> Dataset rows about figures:
- - - - - - -

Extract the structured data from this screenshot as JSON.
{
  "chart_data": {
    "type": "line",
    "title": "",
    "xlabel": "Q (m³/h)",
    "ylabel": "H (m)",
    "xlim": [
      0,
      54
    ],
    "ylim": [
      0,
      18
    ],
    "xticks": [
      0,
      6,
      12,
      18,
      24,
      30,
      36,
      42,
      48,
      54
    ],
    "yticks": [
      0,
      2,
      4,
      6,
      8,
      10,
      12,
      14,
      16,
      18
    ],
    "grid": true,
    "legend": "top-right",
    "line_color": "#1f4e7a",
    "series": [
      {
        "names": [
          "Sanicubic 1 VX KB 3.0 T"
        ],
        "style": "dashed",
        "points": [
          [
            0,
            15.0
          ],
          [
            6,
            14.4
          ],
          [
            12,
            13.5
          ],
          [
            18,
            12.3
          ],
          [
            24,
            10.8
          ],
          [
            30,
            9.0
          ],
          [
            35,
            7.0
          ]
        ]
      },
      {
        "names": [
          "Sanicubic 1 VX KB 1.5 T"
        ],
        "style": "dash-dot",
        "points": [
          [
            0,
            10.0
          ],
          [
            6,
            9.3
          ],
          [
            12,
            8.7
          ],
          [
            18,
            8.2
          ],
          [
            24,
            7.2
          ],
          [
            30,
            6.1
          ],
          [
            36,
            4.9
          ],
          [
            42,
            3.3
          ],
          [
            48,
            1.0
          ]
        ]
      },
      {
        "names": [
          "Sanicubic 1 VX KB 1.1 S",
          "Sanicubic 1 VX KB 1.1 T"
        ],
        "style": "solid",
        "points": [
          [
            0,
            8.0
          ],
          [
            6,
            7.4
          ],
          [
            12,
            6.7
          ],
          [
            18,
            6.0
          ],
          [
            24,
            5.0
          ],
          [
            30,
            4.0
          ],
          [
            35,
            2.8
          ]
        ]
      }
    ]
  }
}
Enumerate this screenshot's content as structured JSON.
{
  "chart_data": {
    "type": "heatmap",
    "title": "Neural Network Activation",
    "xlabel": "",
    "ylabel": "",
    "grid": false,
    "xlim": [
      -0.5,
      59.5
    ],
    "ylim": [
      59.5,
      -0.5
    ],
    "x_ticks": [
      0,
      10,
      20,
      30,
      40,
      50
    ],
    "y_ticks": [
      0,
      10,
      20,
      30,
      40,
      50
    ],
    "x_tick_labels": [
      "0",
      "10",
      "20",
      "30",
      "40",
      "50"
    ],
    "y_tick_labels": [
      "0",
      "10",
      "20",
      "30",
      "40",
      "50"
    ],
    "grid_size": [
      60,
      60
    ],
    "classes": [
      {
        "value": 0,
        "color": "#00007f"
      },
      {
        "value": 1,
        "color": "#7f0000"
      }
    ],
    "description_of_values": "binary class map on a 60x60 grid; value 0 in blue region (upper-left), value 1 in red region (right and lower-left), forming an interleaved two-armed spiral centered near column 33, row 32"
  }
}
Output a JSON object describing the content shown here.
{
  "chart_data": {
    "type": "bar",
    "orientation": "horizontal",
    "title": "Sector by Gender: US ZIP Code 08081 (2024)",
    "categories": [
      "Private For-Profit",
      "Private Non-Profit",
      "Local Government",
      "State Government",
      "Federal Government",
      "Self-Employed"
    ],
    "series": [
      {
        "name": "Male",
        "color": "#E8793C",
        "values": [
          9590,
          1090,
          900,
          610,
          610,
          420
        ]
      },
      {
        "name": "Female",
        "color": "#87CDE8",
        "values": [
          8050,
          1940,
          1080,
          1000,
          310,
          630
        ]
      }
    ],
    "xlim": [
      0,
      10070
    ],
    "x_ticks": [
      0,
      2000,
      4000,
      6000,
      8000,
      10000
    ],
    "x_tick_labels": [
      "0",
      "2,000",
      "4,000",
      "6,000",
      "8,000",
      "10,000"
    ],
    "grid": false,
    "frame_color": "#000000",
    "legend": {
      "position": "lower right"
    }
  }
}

- - - - - - -

> What you should do: Going through the entries above line by line, work out how many lines include the word "Private". Only the number is required.

> Answer to the task: 2